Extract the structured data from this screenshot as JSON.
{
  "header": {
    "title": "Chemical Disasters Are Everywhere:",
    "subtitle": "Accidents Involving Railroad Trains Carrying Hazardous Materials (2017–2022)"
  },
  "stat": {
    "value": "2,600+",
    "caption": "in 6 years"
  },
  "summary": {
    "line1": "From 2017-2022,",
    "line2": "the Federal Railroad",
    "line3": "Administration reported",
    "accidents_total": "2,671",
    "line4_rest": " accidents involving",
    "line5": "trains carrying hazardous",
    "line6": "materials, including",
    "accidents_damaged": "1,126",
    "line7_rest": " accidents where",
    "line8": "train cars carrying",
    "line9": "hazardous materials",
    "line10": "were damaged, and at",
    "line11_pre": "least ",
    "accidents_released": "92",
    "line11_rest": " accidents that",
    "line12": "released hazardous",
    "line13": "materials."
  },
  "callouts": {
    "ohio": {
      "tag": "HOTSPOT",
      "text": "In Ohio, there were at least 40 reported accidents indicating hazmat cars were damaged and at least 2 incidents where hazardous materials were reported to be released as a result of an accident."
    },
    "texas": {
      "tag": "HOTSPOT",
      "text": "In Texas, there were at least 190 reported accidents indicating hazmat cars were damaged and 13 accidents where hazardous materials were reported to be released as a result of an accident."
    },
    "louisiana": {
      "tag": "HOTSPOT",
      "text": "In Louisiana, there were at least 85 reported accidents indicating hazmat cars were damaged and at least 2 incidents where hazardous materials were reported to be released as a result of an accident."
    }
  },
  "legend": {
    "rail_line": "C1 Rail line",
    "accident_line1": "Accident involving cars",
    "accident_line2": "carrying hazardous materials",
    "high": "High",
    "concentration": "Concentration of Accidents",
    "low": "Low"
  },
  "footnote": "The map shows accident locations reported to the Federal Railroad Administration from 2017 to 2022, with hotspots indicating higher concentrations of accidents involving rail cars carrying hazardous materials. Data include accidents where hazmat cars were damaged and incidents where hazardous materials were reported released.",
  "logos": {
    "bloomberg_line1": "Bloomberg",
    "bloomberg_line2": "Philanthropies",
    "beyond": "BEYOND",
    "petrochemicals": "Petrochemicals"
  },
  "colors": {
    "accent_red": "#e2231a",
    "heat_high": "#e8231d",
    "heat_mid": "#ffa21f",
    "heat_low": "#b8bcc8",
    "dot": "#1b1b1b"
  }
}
• • •
◆ **Work to do**
Write down the full listing again, exactly.

◆ **Correct response**
Extract the structured data from this screenshot as JSON.
{
  "header": {
    "title": "Chemical Disasters Are Everywhere:",
    "subtitle": "Accidents Involving Railroad Trains Carrying Hazardous Materials (2017–2022)"
  },
  "stat": {
    "value": "2,600+",
    "caption": "in 6 years"
  },
  "summary": {
    "line1": "From 2017-2022,",
    "line2": "the Federal Railroad",
    "line3": "Administration reported",
    "accidents_total": "2,671",
    "line4_rest": " accidents involving",
    "line5": "trains carrying hazardous",
    "line6": "materials, including",
    "accidents_damaged": "1,126",
    "line7_rest": " accidents where",
    "line8": "train cars carrying",
    "line9": "hazardous materials",
    "line10": "were damaged, and at",
    "line11_pre": "least ",
    "accidents_released": "92",
    "line11_rest": " accidents that",
    "line12": "released hazardous",
    "line13": "materials."
  },
  "callouts": {
    "ohio": {
      "tag": "HOTSPOT",
      "text": "In Ohio, there were at least 40 reported accidents indicating hazmat cars were damaged and at least 2 incidents where hazardous materials were reported to be released as a result of an accident."
    },
    "texas": {
      "tag": "HOTSPOT",
      "text": "In Texas, there were at least 190 reported accidents indicating hazmat cars were damaged and 13 accidents where hazardous materials were reported to be released as a result of an accident."
    },
    "louisiana": {
      "tag": "HOTSPOT",
      "text": "In Louisiana, there were at least 85 reported accidents indicating hazmat cars were damaged and at least 2 incidents where hazardous materials were reported to be released as a result of an accident."
    }
  },
  "legend": {
    "rail_line": "C1 Rail line",
    "accident_line1": "Accident involving cars",
    "accident_line2": "carrying hazardous materials",
    "high": "High",
    "concentration": "Concentration of Accidents",
    "low": "Low"
  },
  "footnote": "The map shows accident locations reported to the Federal Railroad Administration from 2017 to 2022, with hotspots indicating higher concentrations of accidents involving rail cars carrying hazardous materials. Data include accidents where hazmat cars were damaged and incidents where hazardous materials were reported released.",
  "logos": {
    "bloomberg_line1": "Bloomberg",
    "bloomberg_line2": "Philanthropies",
    "beyond": "BEYOND",
    "petrochemicals": "Petrochemicals"
  },
  "colors": {
    "accent_red": "#e2231a",
    "heat_high": "#e8231d",
    "heat_mid": "#ffa21f",
    "heat_low": "#b8bcc8",
    "dot": "#1b1b1b"
  }
}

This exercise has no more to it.